[Begin RECORDS SHOWN]

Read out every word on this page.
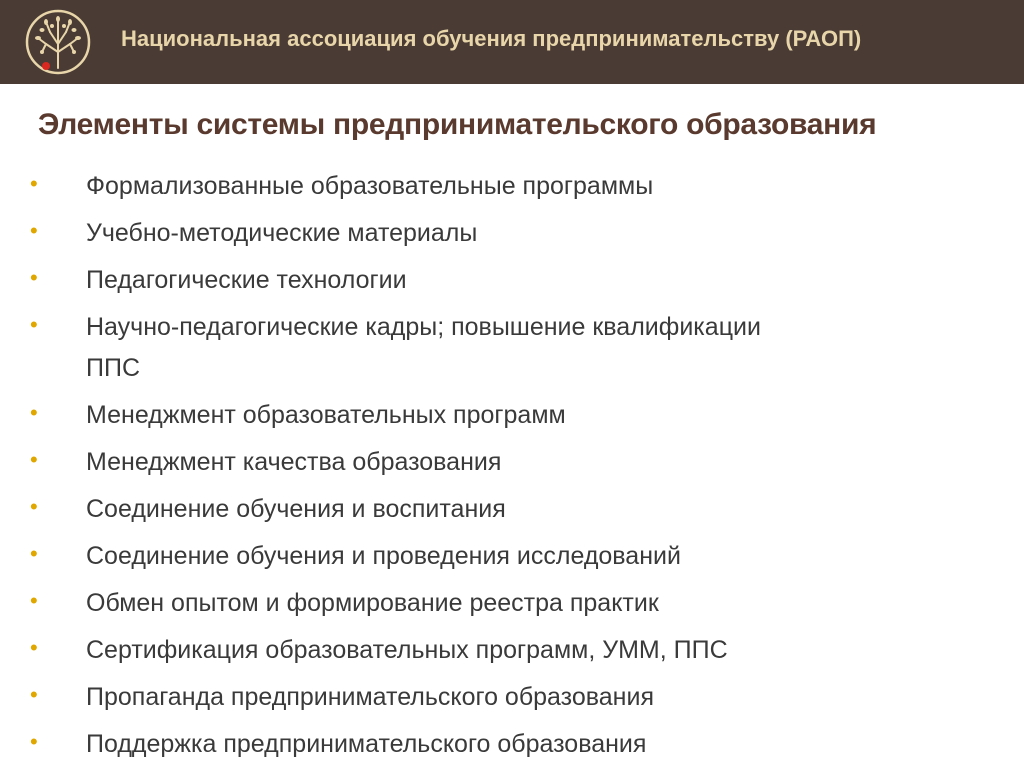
Национальная ассоциация обучения предпринимательству (РАОП)
Элементы системы предпринимательского образования
• Формализованные образовательные программы
• Учебно-методические материалы
• Педагогические технологии
• Научно-педагогические кадры; повышение квалификации
ППС
• Менеджмент образовательных программ
• Менеджмент качества образования
• Соединение обучения и воспитания
• Соединение обучения и проведения исследований
• Обмен опытом и формирование реестра практик
• Сертификация образовательных программ, УММ, ППС
• Пропаганда предпринимательского образования
• Поддержка предпринимательского образования
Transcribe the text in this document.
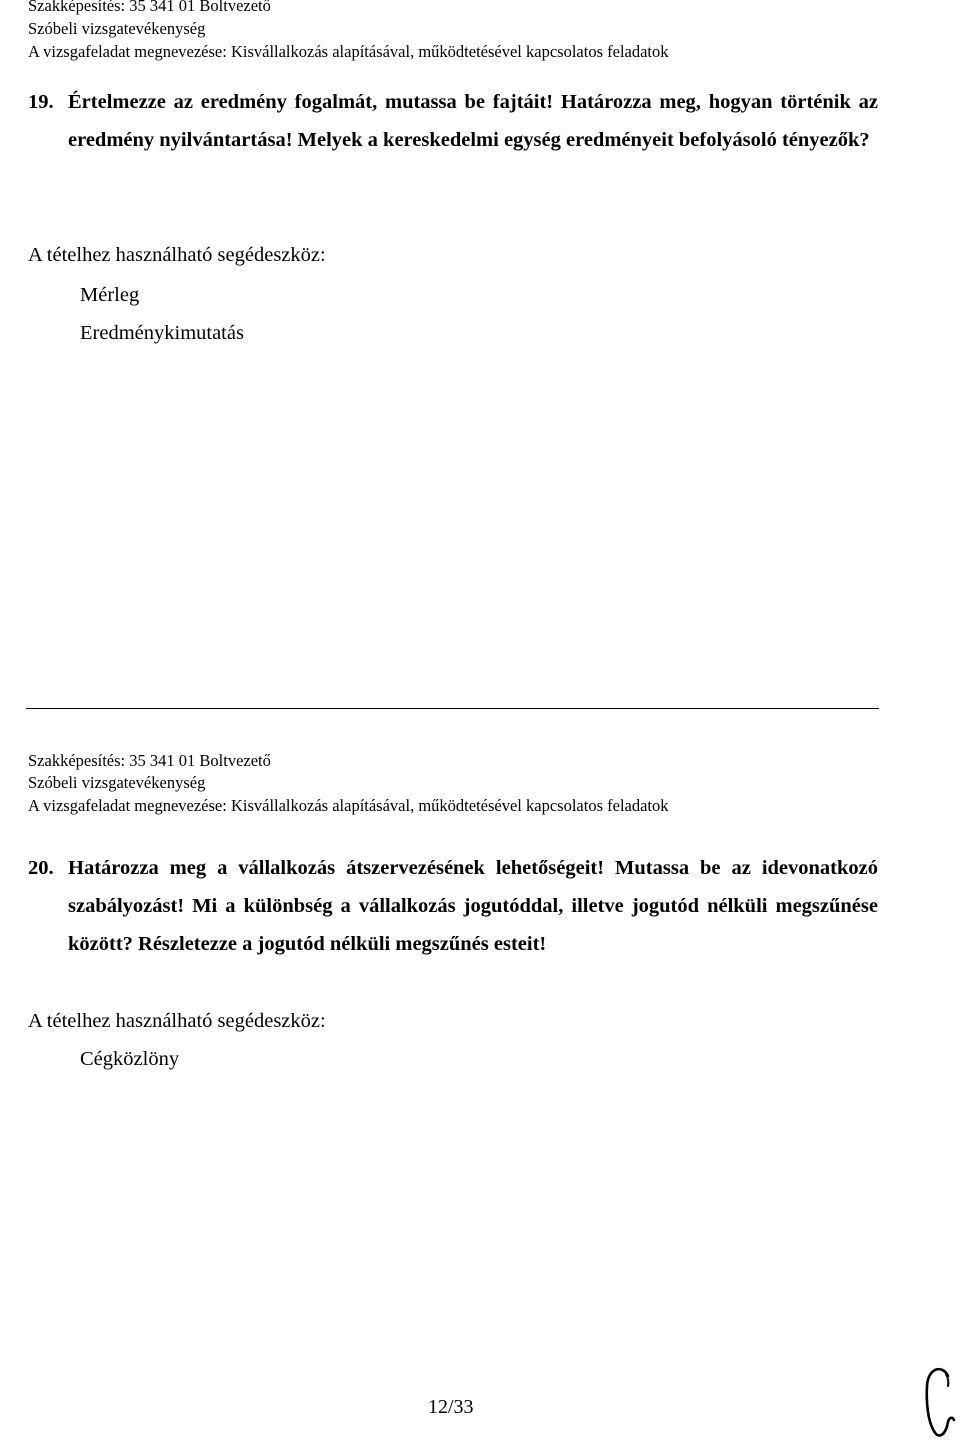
Szakképesítés: 35 341 01 Boltvezető
Szóbeli vizsgatevékenység
A vizsgafeladat megnevezése: Kisvállalkozás alapításával, működtetésével kapcsolatos feladatok
19. Értelmezze az eredmény fogalmát, mutassa be fajtáit! Határozza meg, hogyan történik az eredmény nyilvántartása! Melyek a kereskedelmi egység eredményeit befolyásoló tényezők?
A tételhez használható segédeszköz:
Mérleg
Eredménykimutatás
Szakképesítés: 35 341 01 Boltvezető
Szóbeli vizsgatevékenység
A vizsgafeladat megnevezése: Kisvállalkozás alapításával, működtetésével kapcsolatos feladatok
20. Határozza meg a vállalkozás átszervezésének lehetőségeit! Mutassa be az idevonatkozó szabályozást! Mi a különbség a vállalkozás jogutóddal, illetve jogutód nélküli megszűnése között? Részletezze a jogutód nélküli megszűnés esteit!
A tételhez használható segédeszköz:
Cégközlöny
12/33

[End RECORDS SHOWN]

> **EXERCISE INSTRUCTIONS**: The required answer is a single number: the count of lines in the entries that hold the string "Határozza".

> **RESULT BELOW**: 2